Stored records:
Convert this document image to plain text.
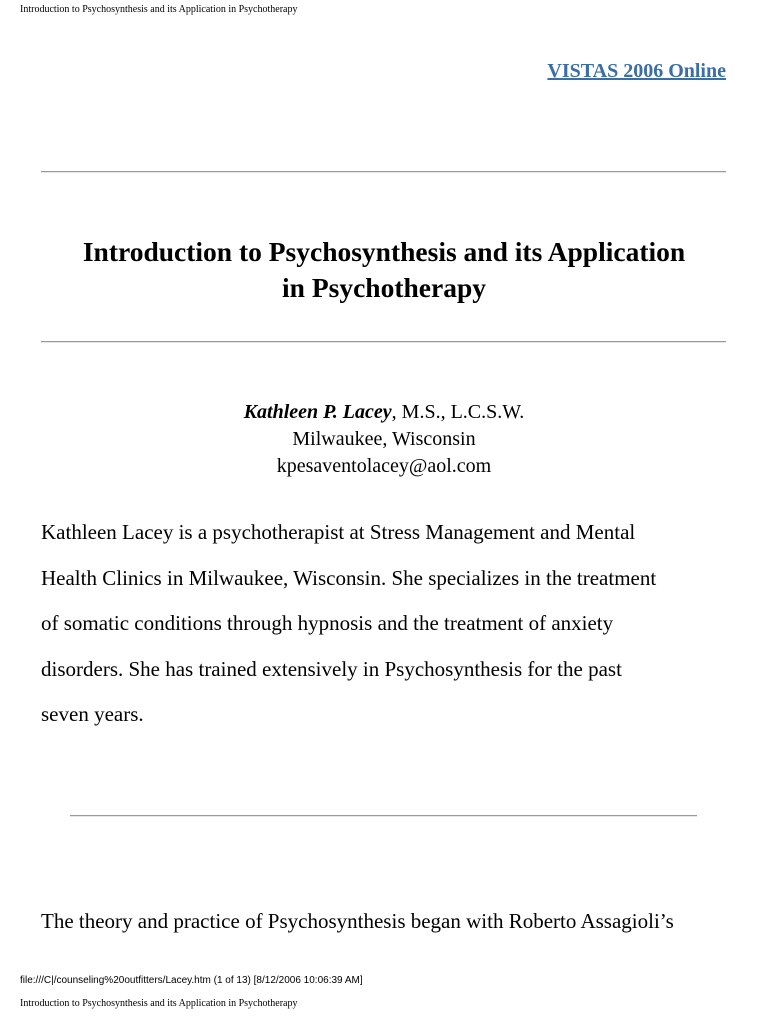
Introduction to Psychosynthesis and its Application in Psychotherapy
VISTAS 2006 Online
Introduction to Psychosynthesis and its Application
in Psychotherapy
Kathleen P. Lacey, M.S., L.C.S.W.
Milwaukee, Wisconsin
kpesaventolacey@aol.com

Kathleen Lacey is a psychotherapist at Stress Management and Mental
Health Clinics in Milwaukee, Wisconsin. She specializes in the treatment
of somatic conditions through hypnosis and the treatment of anxiety
disorders. She has trained extensively in Psychosynthesis for the past
seven years.

The theory and practice of Psychosynthesis began with Roberto Assagioli’s

file:///C|/counseling%20outfitters/Lacey.htm (1 of 13) [8/12/2006 10:06:39 AM]
Introduction to Psychosynthesis and its Application in Psychotherapy
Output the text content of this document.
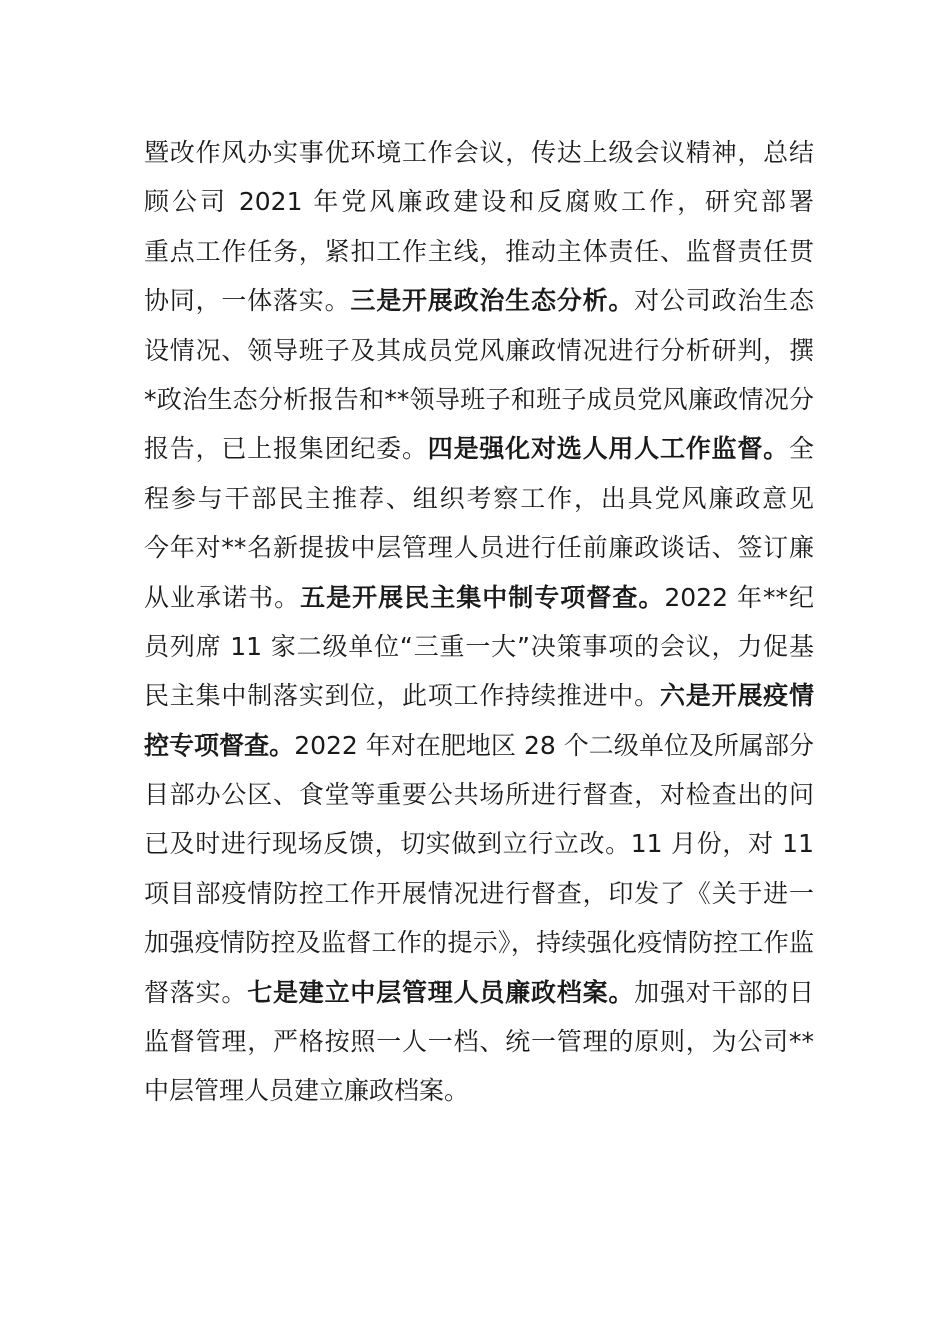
暨改作风办实事优环境工作会议，传达上级会议精神，总结
顾公司 2021 年党风廉政建设和反腐败工作，研究部署
重点工作任务，紧扣工作主线，推动主体责任、监督责任贯
协同，一体落实。三是开展政治生态分析。对公司政治生态
设情况、领导班子及其成员党风廉政情况进行分析研判，撰
*政治生态分析报告和**领导班子和班子成员党风廉政情况分
报告，已上报集团纪委。四是强化对选人用人工作监督。全
程参与干部民主推荐、组织考察工作，出具党风廉政意见
今年对**名新提拔中层管理人员进行任前廉政谈话、签订廉
从业承诺书。五是开展民主集中制专项督查。2022 年**纪
员列席 11 家二级单位“三重一大”决策事项的会议，力促基
民主集中制落实到位，此项工作持续推进中。六是开展疫情
控专项督查。2022 年对在肥地区 28 个二级单位及所属部分
目部办公区、食堂等重要公共场所进行督查，对检查出的问
已及时进行现场反馈，切实做到立行立改。11 月份，对 11
项目部疫情防控工作开展情况进行督查，印发了《关于进一
加强疫情防控及监督工作的提示》，持续强化疫情防控工作监
督落实。七是建立中层管理人员廉政档案。加强对干部的日
监督管理，严格按照一人一档、统一管理的原则，为公司**
中层管理人员建立廉政档案。
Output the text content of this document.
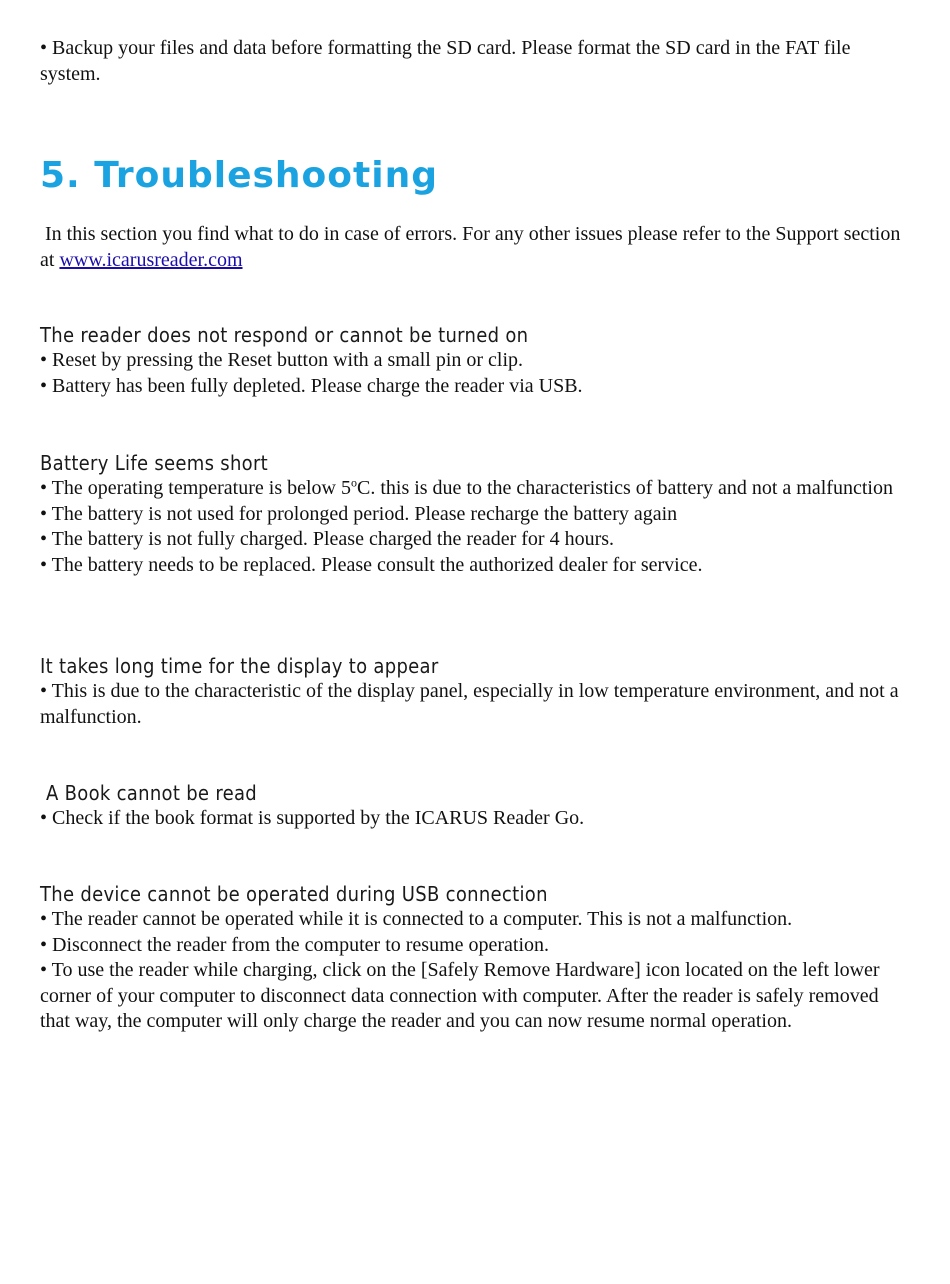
• Backup your files and data before formatting the SD card. Please format the SD card in the FAT file system.

5. Troubleshooting

In this section you find what to do in case of errors. For any other issues please refer to the Support section at www.icarusreader.com

The reader does not respond or cannot be turned on

• Reset by pressing the Reset button with a small pin or clip.

• Battery has been fully depleted. Please charge the reader via USB.

Battery Life seems short

• The operating temperature is below 5$^o$C. this is due to the characteristics of battery and not a malfunction

• The battery is not used for prolonged period. Please recharge the battery again

• The battery is not fully charged. Please charged the reader for 4 hours.

• The battery needs to be replaced. Please consult the authorized dealer for service.

It takes long time for the display to appear

• This is due to the characteristic of the display panel, especially in low temperature environment, and not a malfunction.

A Book cannot be read

• Check if the book format is supported by the ICARUS Reader Go.

The device cannot be operated during USB connection

• The reader cannot be operated while it is connected to a computer. This is not a malfunction.

• Disconnect the reader from the computer to resume operation.

• To use the reader while charging, click on the [Safely Remove Hardware] icon located on the left lower corner of your computer to disconnect data connection with computer. After the reader is safely removed that way, the computer will only charge the reader and you can now resume normal operation.
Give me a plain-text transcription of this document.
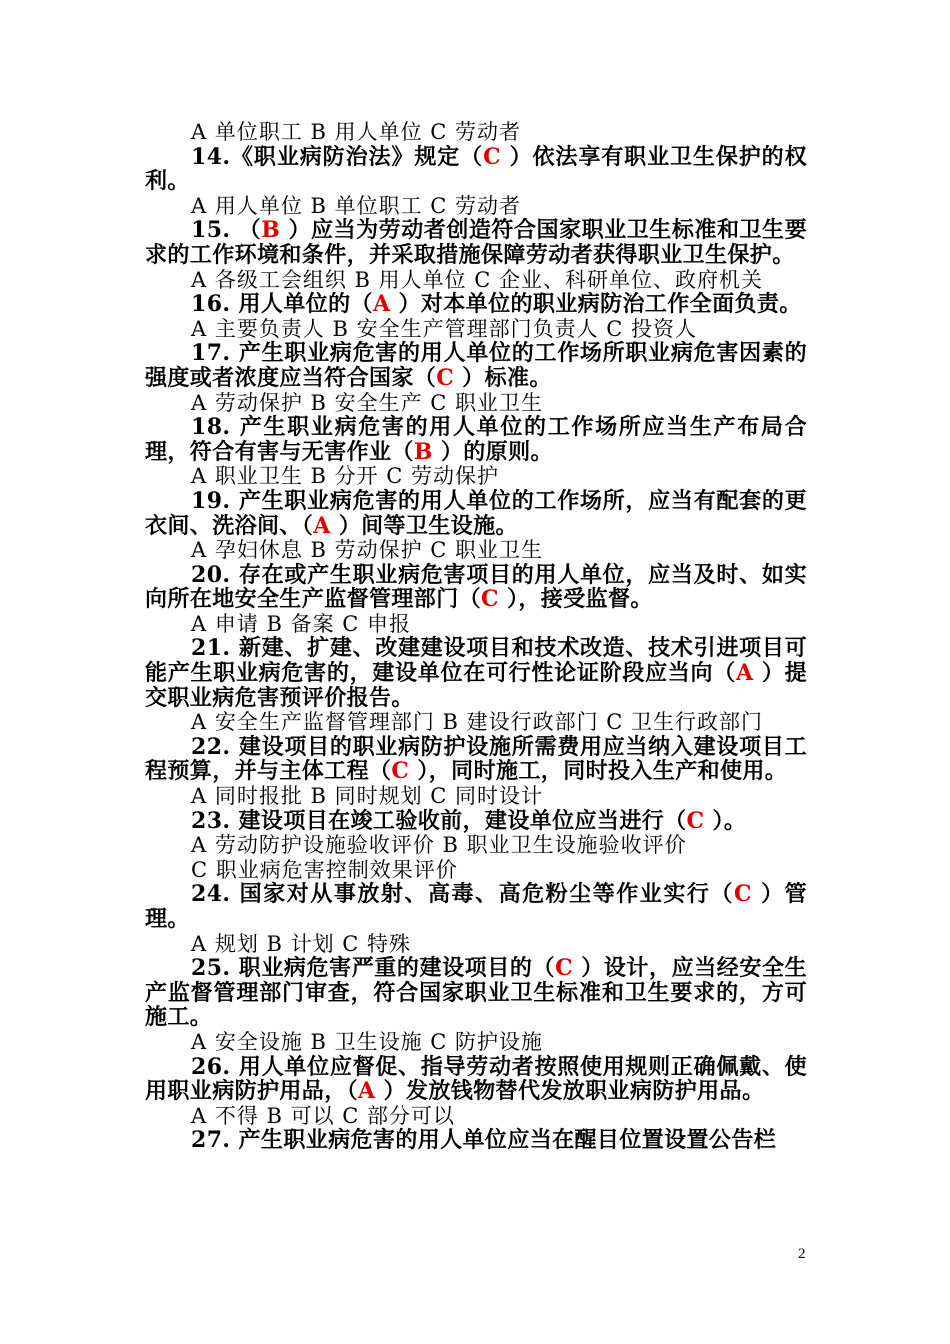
A 单位职工 B 用人单位 C 劳动者

14.《职业病防治法》规定（C ）依法享有职业卫生保护的权利。

A 用人单位 B 单位职工 C 劳动者

15. （B ）应当为劳动者创造符合国家职业卫生标准和卫生要求的工作环境和条件，并采取措施保障劳动者获得职业卫生保护。

A 各级工会组织 B 用人单位 C 企业、科研单位、政府机关

16. 用人单位的（A ）对本单位的职业病防治工作全面负责。

A 主要负责人 B 安全生产管理部门负责人 C 投资人

17. 产生职业病危害的用人单位的工作场所职业病危害因素的强度或者浓度应当符合国家（C ）标准。

A 劳动保护 B 安全生产 C 职业卫生

18. 产生职业病危害的用人单位的工作场所应当生产布局合理，符合有害与无害作业（B ）的原则。

A 职业卫生 B 分开 C 劳动保护

19. 产生职业病危害的用人单位的工作场所，应当有配套的更衣间、洗浴间、（A ）间等卫生设施。

A 孕妇休息 B 劳动保护 C 职业卫生

20. 存在或产生职业病危害项目的用人单位，应当及时、如实向所在地安全生产监督管理部门（C ），接受监督。

A 申请 B 备案 C 申报

21. 新建、扩建、改建建设项目和技术改造、技术引进项目可能产生职业病危害的，建设单位在可行性论证阶段应当向（A ）提交职业病危害预评价报告。

A 安全生产监督管理部门 B 建设行政部门 C 卫生行政部门

22. 建设项目的职业病防护设施所需费用应当纳入建设项目工程预算，并与主体工程（C ），同时施工，同时投入生产和使用。

A 同时报批 B 同时规划 C 同时设计

23. 建设项目在竣工验收前，建设单位应当进行（C ）。

A 劳动防护设施验收评价 B 职业卫生设施验收评价

C 职业病危害控制效果评价

24. 国家对从事放射、高毒、高危粉尘等作业实行（C ）管理。

A 规划 B 计划 C 特殊

25. 职业病危害严重的建设项目的（C ）设计，应当经安全生产监督管理部门审查，符合国家职业卫生标准和卫生要求的，方可施工。

A 安全设施 B 卫生设施 C 防护设施

26. 用人单位应督促、指导劳动者按照使用规则正确佩戴、使用职业病防护用品，（A ）发放钱物替代发放职业病防护用品。

A 不得 B 可以 C 部分可以

27. 产生职业病危害的用人单位应当在醒目位置设置公告栏

2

Task goal: Reproduce every entry word for word, but skip any pictures.

Response to this task:
Convert this document image to plain text.
Introduction to Psychosynthesis and its Application in Psychotherapy
VISTAS 2006 Online
Introduction to Psychosynthesis and its Application
in Psychotherapy
Kathleen P. Lacey, M.S., L.C.S.W.
Milwaukee, Wisconsin
kpesaventolacey@aol.com

Kathleen Lacey is a psychotherapist at Stress Management and Mental
Health Clinics in Milwaukee, Wisconsin. She specializes in the treatment
of somatic conditions through hypnosis and the treatment of anxiety
disorders. She has trained extensively in Psychosynthesis for the past
seven years.

The theory and practice of Psychosynthesis began with Roberto Assagioli’s

file:///C|/counseling%20outfitters/Lacey.htm (1 of 13) [8/12/2006 10:06:39 AM]
Introduction to Psychosynthesis and its Application in Psychotherapy
Output the text content of this document.
暨改作风办实事优环境工作会议，传达上级会议精神，总结
顾公司 2021 年党风廉政建设和反腐败工作，研究部署
重点工作任务，紧扣工作主线，推动主体责任、监督责任贯
协同，一体落实。三是开展政治生态分析。对公司政治生态
设情况、领导班子及其成员党风廉政情况进行分析研判，撰
*政治生态分析报告和**领导班子和班子成员党风廉政情况分
报告，已上报集团纪委。四是强化对选人用人工作监督。全
程参与干部民主推荐、组织考察工作，出具党风廉政意见
今年对**名新提拔中层管理人员进行任前廉政谈话、签订廉
从业承诺书。五是开展民主集中制专项督查。2022 年**纪
员列席 11 家二级单位“三重一大”决策事项的会议，力促基
民主集中制落实到位，此项工作持续推进中。六是开展疫情
控专项督查。2022 年对在肥地区 28 个二级单位及所属部分
目部办公区、食堂等重要公共场所进行督查，对检查出的问
已及时进行现场反馈，切实做到立行立改。11 月份，对 11
项目部疫情防控工作开展情况进行督查，印发了《关于进一
加强疫情防控及监督工作的提示》，持续强化疫情防控工作监
督落实。七是建立中层管理人员廉政档案。加强对干部的日
监督管理，严格按照一人一档、统一管理的原则，为公司**
中层管理人员建立廉政档案。
Output the text content of this document.
• Backup your files and data before formatting the SD card. Please format the SD card in the FAT file system.

5. Troubleshooting

In this section you find what to do in case of errors. For any other issues please refer to the Support section at www.icarusreader.com

The reader does not respond or cannot be turned on

• Reset by pressing the Reset button with a small pin or clip.

• Battery has been fully depleted. Please charge the reader via USB.

Battery Life seems short

• The operating temperature is below 5$^o$C. this is due to the characteristics of battery and not a malfunction

• The battery is not used for prolonged period. Please recharge the battery again

• The battery is not fully charged. Please charged the reader for 4 hours.

• The battery needs to be replaced. Please consult the authorized dealer for service.

It takes long time for the display to appear

• This is due to the characteristic of the display panel, especially in low temperature environment, and not a malfunction.

A Book cannot be read

• Check if the book format is supported by the ICARUS Reader Go.

The device cannot be operated during USB connection

• The reader cannot be operated while it is connected to a computer. This is not a malfunction.

• Disconnect the reader from the computer to resume operation.

• To use the reader while charging, click on the [Safely Remove Hardware] icon located on the left lower corner of your computer to disconnect data connection with computer. After the reader is safely removed that way, the computer will only charge the reader and you can now resume normal operation.
Give me a plain-text transcription of this document.
A 单位职工 B 用人单位 C 劳动者

14.《职业病防治法》规定（C ）依法享有职业卫生保护的权利。

A 用人单位 B 单位职工 C 劳动者

15. （B ）应当为劳动者创造符合国家职业卫生标准和卫生要求的工作环境和条件，并采取措施保障劳动者获得职业卫生保护。

A 各级工会组织 B 用人单位 C 企业、科研单位、政府机关

16. 用人单位的（A ）对本单位的职业病防治工作全面负责。

A 主要负责人 B 安全生产管理部门负责人 C 投资人

17. 产生职业病危害的用人单位的工作场所职业病危害因素的强度或者浓度应当符合国家（C ）标准。

A 劳动保护 B 安全生产 C 职业卫生

18. 产生职业病危害的用人单位的工作场所应当生产布局合理，符合有害与无害作业（B ）的原则。

A 职业卫生 B 分开 C 劳动保护

19. 产生职业病危害的用人单位的工作场所，应当有配套的更衣间、洗浴间、（A ）间等卫生设施。

A 孕妇休息 B 劳动保护 C 职业卫生

20. 存在或产生职业病危害项目的用人单位，应当及时、如实向所在地安全生产监督管理部门（C ），接受监督。

A 申请 B 备案 C 申报

21. 新建、扩建、改建建设项目和技术改造、技术引进项目可能产生职业病危害的，建设单位在可行性论证阶段应当向（A ）提交职业病危害预评价报告。

A 安全生产监督管理部门 B 建设行政部门 C 卫生行政部门

22. 建设项目的职业病防护设施所需费用应当纳入建设项目工程预算，并与主体工程（C ），同时施工，同时投入生产和使用。

A 同时报批 B 同时规划 C 同时设计

23. 建设项目在竣工验收前，建设单位应当进行（C ）。

A 劳动防护设施验收评价 B 职业卫生设施验收评价

C 职业病危害控制效果评价

24. 国家对从事放射、高毒、高危粉尘等作业实行（C ）管理。

A 规划 B 计划 C 特殊

25. 职业病危害严重的建设项目的（C ）设计，应当经安全生产监督管理部门审查，符合国家职业卫生标准和卫生要求的，方可施工。

A 安全设施 B 卫生设施 C 防护设施

26. 用人单位应督促、指导劳动者按照使用规则正确佩戴、使用职业病防护用品，（A ）发放钱物替代发放职业病防护用品。

A 不得 B 可以 C 部分可以

27. 产生职业病危害的用人单位应当在醒目位置设置公告栏

2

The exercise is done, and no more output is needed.